Problem:
Please copy all the lines that follow, word for word.

* BEGIN Task data *

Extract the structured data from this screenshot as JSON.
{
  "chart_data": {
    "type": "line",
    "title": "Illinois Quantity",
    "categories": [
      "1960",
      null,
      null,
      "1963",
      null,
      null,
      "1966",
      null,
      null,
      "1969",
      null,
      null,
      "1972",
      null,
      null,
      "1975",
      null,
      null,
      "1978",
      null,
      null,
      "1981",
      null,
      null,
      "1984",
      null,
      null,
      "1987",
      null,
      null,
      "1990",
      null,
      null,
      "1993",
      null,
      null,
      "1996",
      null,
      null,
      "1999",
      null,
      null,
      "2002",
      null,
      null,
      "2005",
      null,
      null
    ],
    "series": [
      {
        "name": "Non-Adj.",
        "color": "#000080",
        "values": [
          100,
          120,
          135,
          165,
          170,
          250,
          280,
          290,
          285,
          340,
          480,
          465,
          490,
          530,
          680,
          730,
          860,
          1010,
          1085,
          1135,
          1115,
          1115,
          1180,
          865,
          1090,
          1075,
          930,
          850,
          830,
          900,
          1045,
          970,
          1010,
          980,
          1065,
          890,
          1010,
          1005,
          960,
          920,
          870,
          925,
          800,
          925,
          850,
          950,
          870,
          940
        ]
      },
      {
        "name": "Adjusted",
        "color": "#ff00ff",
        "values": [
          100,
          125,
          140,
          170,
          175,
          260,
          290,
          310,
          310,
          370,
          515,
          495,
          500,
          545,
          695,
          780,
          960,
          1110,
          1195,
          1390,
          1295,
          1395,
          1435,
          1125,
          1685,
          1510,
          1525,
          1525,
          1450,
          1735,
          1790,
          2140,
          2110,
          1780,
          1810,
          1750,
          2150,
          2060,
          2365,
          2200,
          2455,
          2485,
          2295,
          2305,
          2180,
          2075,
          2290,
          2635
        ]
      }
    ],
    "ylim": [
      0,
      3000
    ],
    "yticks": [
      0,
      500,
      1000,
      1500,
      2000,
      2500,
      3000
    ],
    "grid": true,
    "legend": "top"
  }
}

* END Task data *

Output:
Extract the structured data from this screenshot as JSON.
{
  "chart_data": {
    "type": "line",
    "title": "Illinois Quantity",
    "categories": [
      "1960",
      null,
      null,
      "1963",
      null,
      null,
      "1966",
      null,
      null,
      "1969",
      null,
      null,
      "1972",
      null,
      null,
      "1975",
      null,
      null,
      "1978",
      null,
      null,
      "1981",
      null,
      null,
      "1984",
      null,
      null,
      "1987",
      null,
      null,
      "1990",
      null,
      null,
      "1993",
      null,
      null,
      "1996",
      null,
      null,
      "1999",
      null,
      null,
      "2002",
      null,
      null,
      "2005",
      null,
      null
    ],
    "series": [
      {
        "name": "Non-Adj.",
        "color": "#000080",
        "values": [
          100,
          120,
          135,
          165,
          170,
          250,
          280,
          290,
          285,
          340,
          480,
          465,
          490,
          530,
          680,
          730,
          860,
          1010,
          1085,
          1135,
          1115,
          1115,
          1180,
          865,
          1090,
          1075,
          930,
          850,
          830,
          900,
          1045,
          970,
          1010,
          980,
          1065,
          890,
          1010,
          1005,
          960,
          920,
          870,
          925,
          800,
          925,
          850,
          950,
          870,
          940
        ]
      },
      {
        "name": "Adjusted",
        "color": "#ff00ff",
        "values": [
          100,
          125,
          140,
          170,
          175,
          260,
          290,
          310,
          310,
          370,
          515,
          495,
          500,
          545,
          695,
          780,
          960,
          1110,
          1195,
          1390,
          1295,
          1395,
          1435,
          1125,
          1685,
          1510,
          1525,
          1525,
          1450,
          1735,
          1790,
          2140,
          2110,
          1780,
          1810,
          1750,
          2150,
          2060,
          2365,
          2200,
          2455,
          2485,
          2295,
          2305,
          2180,
          2075,
          2290,
          2635
        ]
      }
    ],
    "ylim": [
      0,
      3000
    ],
    "yticks": [
      0,
      500,
      1000,
      1500,
      2000,
      2500,
      3000
    ],
    "grid": true,
    "legend": "top"
  }
}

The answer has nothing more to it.